* _MATERIAL SUPPLIED_:
=======
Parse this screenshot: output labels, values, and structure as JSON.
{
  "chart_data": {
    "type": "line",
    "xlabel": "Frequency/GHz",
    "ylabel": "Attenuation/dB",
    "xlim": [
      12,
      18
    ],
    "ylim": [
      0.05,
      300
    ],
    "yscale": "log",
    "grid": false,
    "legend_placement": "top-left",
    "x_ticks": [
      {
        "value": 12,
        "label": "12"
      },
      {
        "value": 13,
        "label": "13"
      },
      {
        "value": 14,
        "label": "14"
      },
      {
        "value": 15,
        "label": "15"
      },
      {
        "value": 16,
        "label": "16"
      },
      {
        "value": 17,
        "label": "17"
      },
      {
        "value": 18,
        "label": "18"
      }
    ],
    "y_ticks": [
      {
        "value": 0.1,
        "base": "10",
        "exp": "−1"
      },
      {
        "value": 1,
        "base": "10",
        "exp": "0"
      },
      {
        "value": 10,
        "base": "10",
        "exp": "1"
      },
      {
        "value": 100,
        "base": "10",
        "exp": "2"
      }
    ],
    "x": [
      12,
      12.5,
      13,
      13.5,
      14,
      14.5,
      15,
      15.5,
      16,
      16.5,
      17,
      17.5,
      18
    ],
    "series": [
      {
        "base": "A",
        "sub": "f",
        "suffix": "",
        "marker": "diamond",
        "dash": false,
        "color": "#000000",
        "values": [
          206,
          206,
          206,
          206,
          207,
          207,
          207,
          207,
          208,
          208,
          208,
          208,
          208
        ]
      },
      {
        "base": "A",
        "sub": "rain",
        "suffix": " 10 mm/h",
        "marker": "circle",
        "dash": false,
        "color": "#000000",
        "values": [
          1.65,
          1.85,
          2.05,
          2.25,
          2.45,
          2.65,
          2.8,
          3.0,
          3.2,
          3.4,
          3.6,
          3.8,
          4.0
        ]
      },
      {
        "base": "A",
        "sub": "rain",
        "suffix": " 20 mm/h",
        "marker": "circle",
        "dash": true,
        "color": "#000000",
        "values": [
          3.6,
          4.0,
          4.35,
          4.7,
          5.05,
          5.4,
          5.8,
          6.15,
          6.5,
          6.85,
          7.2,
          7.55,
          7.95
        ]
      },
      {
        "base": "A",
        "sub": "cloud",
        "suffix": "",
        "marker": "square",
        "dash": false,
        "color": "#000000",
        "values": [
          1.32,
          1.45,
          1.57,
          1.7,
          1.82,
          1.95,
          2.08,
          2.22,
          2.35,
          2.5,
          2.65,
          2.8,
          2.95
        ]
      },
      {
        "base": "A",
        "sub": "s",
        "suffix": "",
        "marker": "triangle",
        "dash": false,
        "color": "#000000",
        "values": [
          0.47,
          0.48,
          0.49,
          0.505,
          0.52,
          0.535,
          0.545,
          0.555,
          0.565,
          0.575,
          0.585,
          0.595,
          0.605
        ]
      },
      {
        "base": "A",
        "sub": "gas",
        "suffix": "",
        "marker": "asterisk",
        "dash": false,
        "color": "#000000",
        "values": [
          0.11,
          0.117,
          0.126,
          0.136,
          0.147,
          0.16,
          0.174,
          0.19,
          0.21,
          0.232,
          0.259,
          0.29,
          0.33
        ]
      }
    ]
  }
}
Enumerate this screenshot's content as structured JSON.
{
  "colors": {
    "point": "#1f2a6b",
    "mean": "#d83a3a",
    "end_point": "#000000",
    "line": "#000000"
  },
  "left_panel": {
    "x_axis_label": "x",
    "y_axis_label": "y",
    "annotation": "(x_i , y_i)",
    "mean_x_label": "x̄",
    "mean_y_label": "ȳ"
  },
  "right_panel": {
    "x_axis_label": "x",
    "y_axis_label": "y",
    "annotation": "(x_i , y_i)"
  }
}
=======
* _GIVEN PROBLEM_:
Set all of the records down again, exactly as they stand.

* _CORRECT RESPONSE_:
Parse this screenshot: output labels, values, and structure as JSON.
{
  "chart_data": {
    "type": "line",
    "xlabel": "Frequency/GHz",
    "ylabel": "Attenuation/dB",
    "xlim": [
      12,
      18
    ],
    "ylim": [
      0.05,
      300
    ],
    "yscale": "log",
    "grid": false,
    "legend_placement": "top-left",
    "x_ticks": [
      {
        "value": 12,
        "label": "12"
      },
      {
        "value": 13,
        "label": "13"
      },
      {
        "value": 14,
        "label": "14"
      },
      {
        "value": 15,
        "label": "15"
      },
      {
        "value": 16,
        "label": "16"
      },
      {
        "value": 17,
        "label": "17"
      },
      {
        "value": 18,
        "label": "18"
      }
    ],
    "y_ticks": [
      {
        "value": 0.1,
        "base": "10",
        "exp": "−1"
      },
      {
        "value": 1,
        "base": "10",
        "exp": "0"
      },
      {
        "value": 10,
        "base": "10",
        "exp": "1"
      },
      {
        "value": 100,
        "base": "10",
        "exp": "2"
      }
    ],
    "x": [
      12,
      12.5,
      13,
      13.5,
      14,
      14.5,
      15,
      15.5,
      16,
      16.5,
      17,
      17.5,
      18
    ],
    "series": [
      {
        "base": "A",
        "sub": "f",
        "suffix": "",
        "marker": "diamond",
        "dash": false,
        "color": "#000000",
        "values": [
          206,
          206,
          206,
          206,
          207,
          207,
          207,
          207,
          208,
          208,
          208,
          208,
          208
        ]
      },
      {
        "base": "A",
        "sub": "rain",
        "suffix": " 10 mm/h",
        "marker": "circle",
        "dash": false,
        "color": "#000000",
        "values": [
          1.65,
          1.85,
          2.05,
          2.25,
          2.45,
          2.65,
          2.8,
          3.0,
          3.2,
          3.4,
          3.6,
          3.8,
          4.0
        ]
      },
      {
        "base": "A",
        "sub": "rain",
        "suffix": " 20 mm/h",
        "marker": "circle",
        "dash": true,
        "color": "#000000",
        "values": [
          3.6,
          4.0,
          4.35,
          4.7,
          5.05,
          5.4,
          5.8,
          6.15,
          6.5,
          6.85,
          7.2,
          7.55,
          7.95
        ]
      },
      {
        "base": "A",
        "sub": "cloud",
        "suffix": "",
        "marker": "square",
        "dash": false,
        "color": "#000000",
        "values": [
          1.32,
          1.45,
          1.57,
          1.7,
          1.82,
          1.95,
          2.08,
          2.22,
          2.35,
          2.5,
          2.65,
          2.8,
          2.95
        ]
      },
      {
        "base": "A",
        "sub": "s",
        "suffix": "",
        "marker": "triangle",
        "dash": false,
        "color": "#000000",
        "values": [
          0.47,
          0.48,
          0.49,
          0.505,
          0.52,
          0.535,
          0.545,
          0.555,
          0.565,
          0.575,
          0.585,
          0.595,
          0.605
        ]
      },
      {
        "base": "A",
        "sub": "gas",
        "suffix": "",
        "marker": "asterisk",
        "dash": false,
        "color": "#000000",
        "values": [
          0.11,
          0.117,
          0.126,
          0.136,
          0.147,
          0.16,
          0.174,
          0.19,
          0.21,
          0.232,
          0.259,
          0.29,
          0.33
        ]
      }
    ]
  }
}
Enumerate this screenshot's content as structured JSON.
{
  "colors": {
    "point": "#1f2a6b",
    "mean": "#d83a3a",
    "end_point": "#000000",
    "line": "#000000"
  },
  "left_panel": {
    "x_axis_label": "x",
    "y_axis_label": "y",
    "annotation": "(x_i , y_i)",
    "mean_x_label": "x̄",
    "mean_y_label": "ȳ"
  },
  "right_panel": {
    "x_axis_label": "x",
    "y_axis_label": "y",
    "annotation": "(x_i , y_i)"
  }
}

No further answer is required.